[Do this] Print the lines of the listing below, from the line with "Annotate this image: element" to the line with "bar-top-face: [145, 277, 184, 283]", both included, with no changes and nothing else.

[Records to use]
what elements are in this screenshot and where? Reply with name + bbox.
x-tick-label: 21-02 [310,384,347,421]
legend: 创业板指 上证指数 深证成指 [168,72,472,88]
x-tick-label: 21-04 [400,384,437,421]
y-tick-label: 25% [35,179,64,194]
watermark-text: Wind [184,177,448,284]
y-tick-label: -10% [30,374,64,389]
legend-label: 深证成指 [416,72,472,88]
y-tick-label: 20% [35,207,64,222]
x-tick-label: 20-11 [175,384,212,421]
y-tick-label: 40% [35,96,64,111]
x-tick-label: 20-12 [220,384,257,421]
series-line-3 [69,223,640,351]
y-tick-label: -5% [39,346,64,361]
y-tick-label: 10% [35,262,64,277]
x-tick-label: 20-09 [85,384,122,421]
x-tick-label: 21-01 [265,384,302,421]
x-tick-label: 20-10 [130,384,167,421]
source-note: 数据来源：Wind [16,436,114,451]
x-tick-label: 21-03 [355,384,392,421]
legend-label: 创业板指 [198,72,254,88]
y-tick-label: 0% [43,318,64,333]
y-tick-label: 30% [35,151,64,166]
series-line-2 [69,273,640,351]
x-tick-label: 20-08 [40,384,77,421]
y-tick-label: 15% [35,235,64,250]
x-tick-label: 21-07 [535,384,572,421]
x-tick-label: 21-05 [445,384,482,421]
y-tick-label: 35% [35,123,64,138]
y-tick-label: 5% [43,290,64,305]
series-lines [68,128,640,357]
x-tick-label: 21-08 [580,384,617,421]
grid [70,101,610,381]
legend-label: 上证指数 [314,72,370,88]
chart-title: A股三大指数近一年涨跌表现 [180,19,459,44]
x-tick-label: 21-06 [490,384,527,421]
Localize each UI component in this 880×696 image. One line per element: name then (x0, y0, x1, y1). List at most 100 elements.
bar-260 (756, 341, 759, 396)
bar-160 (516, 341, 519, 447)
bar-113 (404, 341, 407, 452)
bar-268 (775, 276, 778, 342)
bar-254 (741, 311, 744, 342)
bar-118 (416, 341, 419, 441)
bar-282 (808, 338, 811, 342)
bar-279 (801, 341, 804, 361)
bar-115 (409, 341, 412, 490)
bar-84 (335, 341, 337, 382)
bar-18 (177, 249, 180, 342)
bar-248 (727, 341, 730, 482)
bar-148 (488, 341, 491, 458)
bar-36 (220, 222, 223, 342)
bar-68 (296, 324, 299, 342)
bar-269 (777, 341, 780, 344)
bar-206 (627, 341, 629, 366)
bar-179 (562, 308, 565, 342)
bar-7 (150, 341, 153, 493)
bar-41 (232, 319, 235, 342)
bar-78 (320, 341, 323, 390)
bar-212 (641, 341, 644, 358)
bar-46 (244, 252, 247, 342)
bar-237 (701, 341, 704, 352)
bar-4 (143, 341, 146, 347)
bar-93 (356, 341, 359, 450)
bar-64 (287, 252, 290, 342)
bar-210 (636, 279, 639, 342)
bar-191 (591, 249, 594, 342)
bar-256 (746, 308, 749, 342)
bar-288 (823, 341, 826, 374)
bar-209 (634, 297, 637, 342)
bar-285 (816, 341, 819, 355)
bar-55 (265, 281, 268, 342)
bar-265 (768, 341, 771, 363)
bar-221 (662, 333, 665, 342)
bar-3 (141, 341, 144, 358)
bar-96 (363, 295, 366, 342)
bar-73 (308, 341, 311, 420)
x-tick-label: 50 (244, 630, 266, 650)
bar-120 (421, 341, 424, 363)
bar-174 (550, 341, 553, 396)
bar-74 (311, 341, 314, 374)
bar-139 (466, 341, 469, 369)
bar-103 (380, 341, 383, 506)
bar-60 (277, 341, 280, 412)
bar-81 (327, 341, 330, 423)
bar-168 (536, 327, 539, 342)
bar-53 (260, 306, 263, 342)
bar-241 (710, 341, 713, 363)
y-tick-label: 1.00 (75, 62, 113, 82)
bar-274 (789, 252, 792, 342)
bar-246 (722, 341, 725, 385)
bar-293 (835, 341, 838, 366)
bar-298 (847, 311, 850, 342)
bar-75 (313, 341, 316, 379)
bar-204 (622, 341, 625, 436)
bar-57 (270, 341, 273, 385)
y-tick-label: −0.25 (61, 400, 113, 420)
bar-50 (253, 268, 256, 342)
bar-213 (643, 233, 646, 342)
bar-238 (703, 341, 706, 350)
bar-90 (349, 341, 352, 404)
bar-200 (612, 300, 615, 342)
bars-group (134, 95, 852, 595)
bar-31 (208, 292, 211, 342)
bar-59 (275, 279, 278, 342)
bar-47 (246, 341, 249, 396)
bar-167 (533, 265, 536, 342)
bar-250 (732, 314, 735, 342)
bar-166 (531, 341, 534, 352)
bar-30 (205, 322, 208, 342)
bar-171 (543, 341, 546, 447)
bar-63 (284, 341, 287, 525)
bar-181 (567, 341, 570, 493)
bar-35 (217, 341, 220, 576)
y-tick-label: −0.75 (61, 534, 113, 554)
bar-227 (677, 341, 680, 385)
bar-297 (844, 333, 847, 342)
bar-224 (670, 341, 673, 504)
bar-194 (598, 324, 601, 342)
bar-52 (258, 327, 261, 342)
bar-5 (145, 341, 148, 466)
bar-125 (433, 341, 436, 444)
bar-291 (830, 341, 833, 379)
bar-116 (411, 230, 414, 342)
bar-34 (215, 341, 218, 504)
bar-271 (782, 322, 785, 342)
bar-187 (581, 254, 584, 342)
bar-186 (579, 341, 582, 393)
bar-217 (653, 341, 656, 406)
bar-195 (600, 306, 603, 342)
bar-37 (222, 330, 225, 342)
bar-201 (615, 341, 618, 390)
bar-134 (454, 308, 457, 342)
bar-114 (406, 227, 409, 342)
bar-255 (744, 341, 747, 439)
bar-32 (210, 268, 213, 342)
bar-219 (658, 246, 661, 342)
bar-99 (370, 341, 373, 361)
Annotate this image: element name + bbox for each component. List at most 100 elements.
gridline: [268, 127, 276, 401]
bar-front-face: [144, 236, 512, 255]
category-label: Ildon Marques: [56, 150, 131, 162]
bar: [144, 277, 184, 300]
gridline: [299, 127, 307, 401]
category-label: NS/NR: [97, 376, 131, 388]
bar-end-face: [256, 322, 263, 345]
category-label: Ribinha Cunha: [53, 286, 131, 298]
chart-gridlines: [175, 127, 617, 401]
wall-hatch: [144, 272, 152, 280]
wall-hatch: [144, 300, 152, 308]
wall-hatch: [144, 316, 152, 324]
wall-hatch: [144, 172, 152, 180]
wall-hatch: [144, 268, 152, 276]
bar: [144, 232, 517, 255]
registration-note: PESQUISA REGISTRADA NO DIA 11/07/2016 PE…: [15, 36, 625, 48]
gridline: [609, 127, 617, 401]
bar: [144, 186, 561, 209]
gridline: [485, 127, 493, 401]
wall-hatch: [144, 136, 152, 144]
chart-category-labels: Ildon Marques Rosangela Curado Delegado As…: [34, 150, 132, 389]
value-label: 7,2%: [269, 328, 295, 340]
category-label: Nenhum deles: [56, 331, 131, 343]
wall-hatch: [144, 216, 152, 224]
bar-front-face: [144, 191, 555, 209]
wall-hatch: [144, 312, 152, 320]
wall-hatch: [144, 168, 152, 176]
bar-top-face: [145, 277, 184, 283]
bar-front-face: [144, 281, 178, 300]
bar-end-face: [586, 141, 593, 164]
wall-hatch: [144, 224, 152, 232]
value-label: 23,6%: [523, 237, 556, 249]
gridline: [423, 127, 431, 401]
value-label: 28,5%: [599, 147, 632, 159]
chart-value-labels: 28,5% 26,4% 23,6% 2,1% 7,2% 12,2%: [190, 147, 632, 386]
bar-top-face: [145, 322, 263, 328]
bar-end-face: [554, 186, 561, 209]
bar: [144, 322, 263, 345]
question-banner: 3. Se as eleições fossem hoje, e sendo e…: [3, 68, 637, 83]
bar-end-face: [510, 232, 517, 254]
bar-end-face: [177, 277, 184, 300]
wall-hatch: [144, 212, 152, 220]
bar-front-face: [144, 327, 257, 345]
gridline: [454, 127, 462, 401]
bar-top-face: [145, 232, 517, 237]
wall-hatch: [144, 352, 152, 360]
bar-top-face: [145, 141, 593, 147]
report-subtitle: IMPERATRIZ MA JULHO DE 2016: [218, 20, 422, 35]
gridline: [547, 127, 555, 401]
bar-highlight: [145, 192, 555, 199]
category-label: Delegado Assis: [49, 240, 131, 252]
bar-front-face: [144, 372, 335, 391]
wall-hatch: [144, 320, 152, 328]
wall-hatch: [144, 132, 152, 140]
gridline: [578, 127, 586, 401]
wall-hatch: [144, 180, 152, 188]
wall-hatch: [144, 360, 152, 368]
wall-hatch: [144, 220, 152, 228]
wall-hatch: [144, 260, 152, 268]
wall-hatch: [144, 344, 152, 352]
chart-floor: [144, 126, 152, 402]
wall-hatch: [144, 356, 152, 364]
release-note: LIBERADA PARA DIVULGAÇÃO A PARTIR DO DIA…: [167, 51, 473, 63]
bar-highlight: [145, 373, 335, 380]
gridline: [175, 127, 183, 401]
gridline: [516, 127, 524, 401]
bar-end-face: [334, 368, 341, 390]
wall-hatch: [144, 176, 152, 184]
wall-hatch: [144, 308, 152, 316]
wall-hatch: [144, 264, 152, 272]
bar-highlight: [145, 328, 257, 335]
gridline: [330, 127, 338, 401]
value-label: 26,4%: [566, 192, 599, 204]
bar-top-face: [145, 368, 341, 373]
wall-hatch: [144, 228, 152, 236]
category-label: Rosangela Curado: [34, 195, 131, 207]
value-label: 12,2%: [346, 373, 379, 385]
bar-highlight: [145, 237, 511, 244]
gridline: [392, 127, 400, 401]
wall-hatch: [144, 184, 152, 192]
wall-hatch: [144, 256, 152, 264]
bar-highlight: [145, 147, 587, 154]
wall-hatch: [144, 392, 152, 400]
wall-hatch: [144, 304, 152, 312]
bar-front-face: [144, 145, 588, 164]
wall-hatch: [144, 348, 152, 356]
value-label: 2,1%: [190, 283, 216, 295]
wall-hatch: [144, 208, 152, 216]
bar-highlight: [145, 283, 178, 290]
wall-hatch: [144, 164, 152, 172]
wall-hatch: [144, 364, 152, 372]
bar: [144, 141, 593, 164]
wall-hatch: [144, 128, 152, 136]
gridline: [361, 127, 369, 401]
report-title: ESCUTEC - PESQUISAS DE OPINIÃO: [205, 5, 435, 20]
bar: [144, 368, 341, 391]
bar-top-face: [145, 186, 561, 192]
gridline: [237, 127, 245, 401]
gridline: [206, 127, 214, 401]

...

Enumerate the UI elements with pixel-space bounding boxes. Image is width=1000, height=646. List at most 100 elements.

[Final answer]
Annotate this image: element name + bbox for each component. List at most 100 elements.
gridline: [268, 127, 276, 401]
bar-front-face: [144, 236, 512, 255]
category-label: Ildon Marques: [56, 150, 131, 162]
bar: [144, 277, 184, 300]
gridline: [299, 127, 307, 401]
category-label: NS/NR: [97, 376, 131, 388]
bar-end-face: [256, 322, 263, 345]
category-label: Ribinha Cunha: [53, 286, 131, 298]
chart-gridlines: [175, 127, 617, 401]
wall-hatch: [144, 272, 152, 280]
wall-hatch: [144, 300, 152, 308]
wall-hatch: [144, 316, 152, 324]
wall-hatch: [144, 172, 152, 180]
wall-hatch: [144, 268, 152, 276]
bar: [144, 232, 517, 255]
registration-note: PESQUISA REGISTRADA NO DIA 11/07/2016 PE…: [15, 36, 625, 48]
gridline: [609, 127, 617, 401]
bar: [144, 186, 561, 209]
gridline: [485, 127, 493, 401]
wall-hatch: [144, 136, 152, 144]
chart-category-labels: Ildon Marques Rosangela Curado Delegado As…: [34, 150, 132, 389]
value-label: 7,2%: [269, 328, 295, 340]
category-label: Nenhum deles: [56, 331, 131, 343]
wall-hatch: [144, 216, 152, 224]
bar-front-face: [144, 191, 555, 209]
wall-hatch: [144, 312, 152, 320]
wall-hatch: [144, 168, 152, 176]
bar-top-face: [145, 277, 184, 283]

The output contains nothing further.